## EXERCISE DIRECTIONS
Repeat each entry as written, dropping any picture you find.

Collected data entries
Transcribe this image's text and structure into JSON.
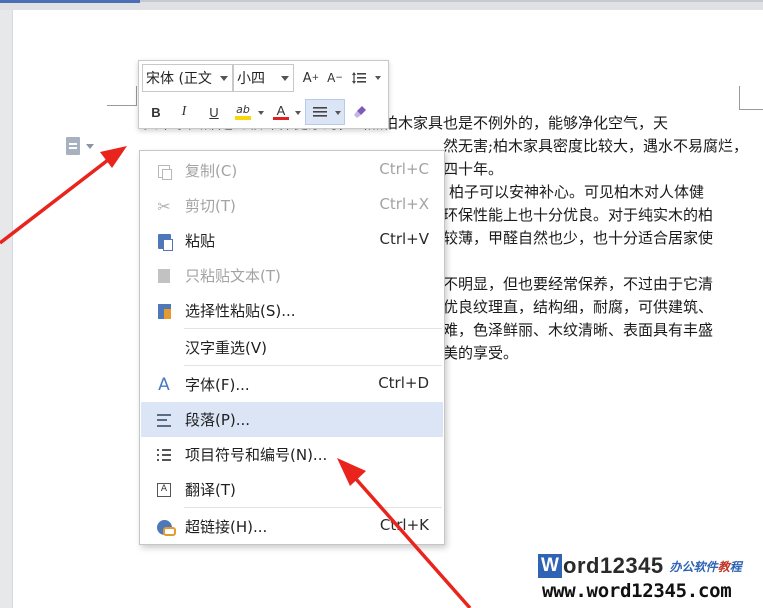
{
  "document": {
    "lines": [
      "实木家具都是比较环保健康的，当然柏木家具也是不例外的，能够净化空气，天",
      "然无害;柏木家具密度比较大，遇水不易腐烂，",
      "四十年。",
      "柏子可以安神补心。可见柏木对人体健",
      "环保性能上也十分优良。对于纯实木的柏",
      "较薄，甲醛自然也少，也十分适合居家使",
      "",
      "不明显，但也要经常保养，不过由于它清",
      "优良纹理直，结构细，耐腐，可供建筑、",
      "难，色泽鲜丽、木纹清晰、表面具有丰盛",
      "美的享受。"
    ]
  },
  "mini_toolbar": {
    "font_name": "宋体 (正文",
    "font_size": "小四",
    "grow_font_label": "A",
    "shrink_font_label": "A",
    "bold_label": "B",
    "italic_label": "I",
    "underline_label": "U",
    "highlight_label": "ab",
    "font_color_label": "A",
    "highlight_color": "#f5d90a",
    "font_color": "#e02020"
  },
  "context_menu": {
    "items": [
      {
        "label": "复制(C)",
        "shortcut": "Ctrl+C",
        "icon": "copy-icon",
        "enabled": false
      },
      {
        "label": "剪切(T)",
        "shortcut": "Ctrl+X",
        "icon": "cut-icon",
        "enabled": false
      },
      {
        "label": "粘贴",
        "shortcut": "Ctrl+V",
        "icon": "paste-icon",
        "enabled": true
      },
      {
        "label": "只粘贴文本(T)",
        "shortcut": "",
        "icon": "paste-text-icon",
        "enabled": false
      },
      {
        "label": "选择性粘贴(S)...",
        "shortcut": "",
        "icon": "paste-special-icon",
        "enabled": true
      },
      {
        "label": "汉字重选(V)",
        "shortcut": "",
        "icon": "",
        "enabled": true
      },
      {
        "label": "字体(F)...",
        "shortcut": "Ctrl+D",
        "icon": "font-icon",
        "enabled": true
      },
      {
        "label": "段落(P)...",
        "shortcut": "",
        "icon": "paragraph-icon",
        "enabled": true,
        "highlighted": true
      },
      {
        "label": "项目符号和编号(N)...",
        "shortcut": "",
        "icon": "bullet-list-icon",
        "enabled": true
      },
      {
        "label": "翻译(T)",
        "shortcut": "",
        "icon": "translate-icon",
        "enabled": true
      },
      {
        "label": "超链接(H)...",
        "shortcut": "Ctrl+K",
        "icon": "hyperlink-icon",
        "enabled": true
      }
    ],
    "highlight_color": "#dbe5f5"
  },
  "annotations": {
    "arrow_color": "#e8241c"
  },
  "watermark": {
    "brand_letter": "W",
    "brand_name": "ord12345",
    "tagline": "办公软件教程",
    "url": "www.word12345.com"
  }
}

## RESPONSE BELOW
Transcribe this image's text and structure into JSON.
{
  "document": {
    "lines": [
      "实木家具都是比较环保健康的，当然柏木家具也是不例外的，能够净化空气，天",
      "然无害;柏木家具密度比较大，遇水不易腐烂，",
      "四十年。",
      "柏子可以安神补心。可见柏木对人体健",
      "环保性能上也十分优良。对于纯实木的柏",
      "较薄，甲醛自然也少，也十分适合居家使",
      "",
      "不明显，但也要经常保养，不过由于它清",
      "优良纹理直，结构细，耐腐，可供建筑、",
      "难，色泽鲜丽、木纹清晰、表面具有丰盛",
      "美的享受。"
    ]
  },
  "mini_toolbar": {
    "font_name": "宋体 (正文",
    "font_size": "小四",
    "grow_font_label": "A",
    "shrink_font_label": "A",
    "bold_label": "B",
    "italic_label": "I",
    "underline_label": "U",
    "highlight_label": "ab",
    "font_color_label": "A",
    "highlight_color": "#f5d90a",
    "font_color": "#e02020"
  },
  "context_menu": {
    "items": [
      {
        "label": "复制(C)",
        "shortcut": "Ctrl+C",
        "icon": "copy-icon",
        "enabled": false
      },
      {
        "label": "剪切(T)",
        "shortcut": "Ctrl+X",
        "icon": "cut-icon",
        "enabled": false
      },
      {
        "label": "粘贴",
        "shortcut": "Ctrl+V",
        "icon": "paste-icon",
        "enabled": true
      },
      {
        "label": "只粘贴文本(T)",
        "shortcut": "",
        "icon": "paste-text-icon",
        "enabled": false
      },
      {
        "label": "选择性粘贴(S)...",
        "shortcut": "",
        "icon": "paste-special-icon",
        "enabled": true
      },
      {
        "label": "汉字重选(V)",
        "shortcut": "",
        "icon": "",
        "enabled": true
      },
      {
        "label": "字体(F)...",
        "shortcut": "Ctrl+D",
        "icon": "font-icon",
        "enabled": true
      },
      {
        "label": "段落(P)...",
        "shortcut": "",
        "icon": "paragraph-icon",
        "enabled": true,
        "highlighted": true
      },
      {
        "label": "项目符号和编号(N)...",
        "shortcut": "",
        "icon": "bullet-list-icon",
        "enabled": true
      },
      {
        "label": "翻译(T)",
        "shortcut": "",
        "icon": "translate-icon",
        "enabled": true
      },
      {
        "label": "超链接(H)...",
        "shortcut": "Ctrl+K",
        "icon": "hyperlink-icon",
        "enabled": true
      }
    ],
    "highlight_color": "#dbe5f5"
  },
  "annotations": {
    "arrow_color": "#e8241c"
  },
  "watermark": {
    "brand_letter": "W",
    "brand_name": "ord12345",
    "tagline": "办公软件教程",
    "url": "www.word12345.com"
  }
}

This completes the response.